Selected excerpt:

________

The pills help her manage the realities of her good-looking life: that her husband is distant, that her daughter is acting out, that her father’s Alzheimer’s is worsening and her mother is barely managing to cope. She tells herself that they let her make it through her days… but what if her increasing drug use, a habit that’s becoming expensive and hard to hide, is turning into her biggest problem of all?
With a sparkling comedic touch and a cast of unforgettable characters, this remarkable story of a woman’s slide into addiction and struggle to find her way back up again is Jennifer Weiner’s most masterful work yet.
I’d never read any of Jennifer Weiner books but I was told that she was a pretty good writer. And I did see the movie version of her book In Her Shoes, which I thought was very good. So when I saw this was her latest book it sounded pretty interesting to me. I have to say I was impressed with her writing style and the subject sparked my interest as well. I have known a few people with prescription drug addiction and saw firsthand the struggle they had to deal with to overcome it.
Her story is compelling and well-written. I would love to know the type of research she did for this story because she seriously did her homework. Allison is real. She can be any one of your friends or neighbors; she could be any one of us. I traveled on her journey rooting for her to find a way to pull herself together and in the end, she did. It was not easy for her, though. Which in real life it’s not. I found it hard to put down.
This book gave me a completely new insight to addiction. I don’t understand how someone quits or why they relapse. I know it is fiction but it was really well written. It wasn’t a depressing book and she even had some very funny moments in it. While it’s easy to see how Allison’s life spiraled out of control, you can’t help but root for her recovery. I have to admit, I was a little disappointed with the ending. For a story that had so much intrigue throughout, the end was kind of blah. I can see myself definitely reading another one of her books, though.

________

Listed entries:
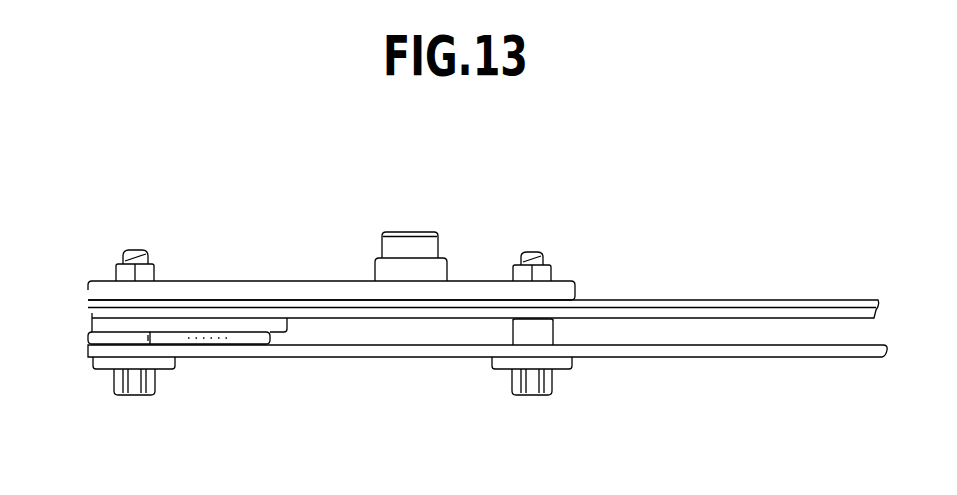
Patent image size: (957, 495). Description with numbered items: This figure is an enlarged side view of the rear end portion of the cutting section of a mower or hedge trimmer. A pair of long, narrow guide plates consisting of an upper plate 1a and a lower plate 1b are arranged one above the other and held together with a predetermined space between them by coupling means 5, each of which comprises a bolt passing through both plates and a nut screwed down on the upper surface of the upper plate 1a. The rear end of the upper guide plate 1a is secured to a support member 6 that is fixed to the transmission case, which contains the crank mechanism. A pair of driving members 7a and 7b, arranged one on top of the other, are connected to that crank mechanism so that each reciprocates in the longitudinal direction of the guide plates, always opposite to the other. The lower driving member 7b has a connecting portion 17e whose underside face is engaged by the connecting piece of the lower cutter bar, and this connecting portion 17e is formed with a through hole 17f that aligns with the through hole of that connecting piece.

The upper plate 1a is at (772, 307).
The lower plate 1b is at (750, 350).
The coupling means 5 is at (560, 270).
The support member 6 is at (294, 281).
The driving member 7a is at (107, 323).
The driving member 7b is at (112, 337).
The connecting portion 17e is at (253, 337).
The through hole 17f is at (228, 335).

________

To be done: Copy the part of the book review starting with "This book gave" and going on through "her books, though.", but swap "disappointed" out for "underwhelmed".

Correct output:
This book gave me a completely new insight to addiction. I don’t understand how someone quits or why they relapse. I know it is fiction but it was really well written. It wasn’t a depressing book and she even had some very funny moments in it. While it’s easy to see how Allison’s life spiraled out of control, you can’t help but root for her recovery. I have to admit, I was a little underwhelmed with the ending. For a story that had so much intrigue throughout, the end was kind of blah. I can see myself definitely reading another one of her books, though.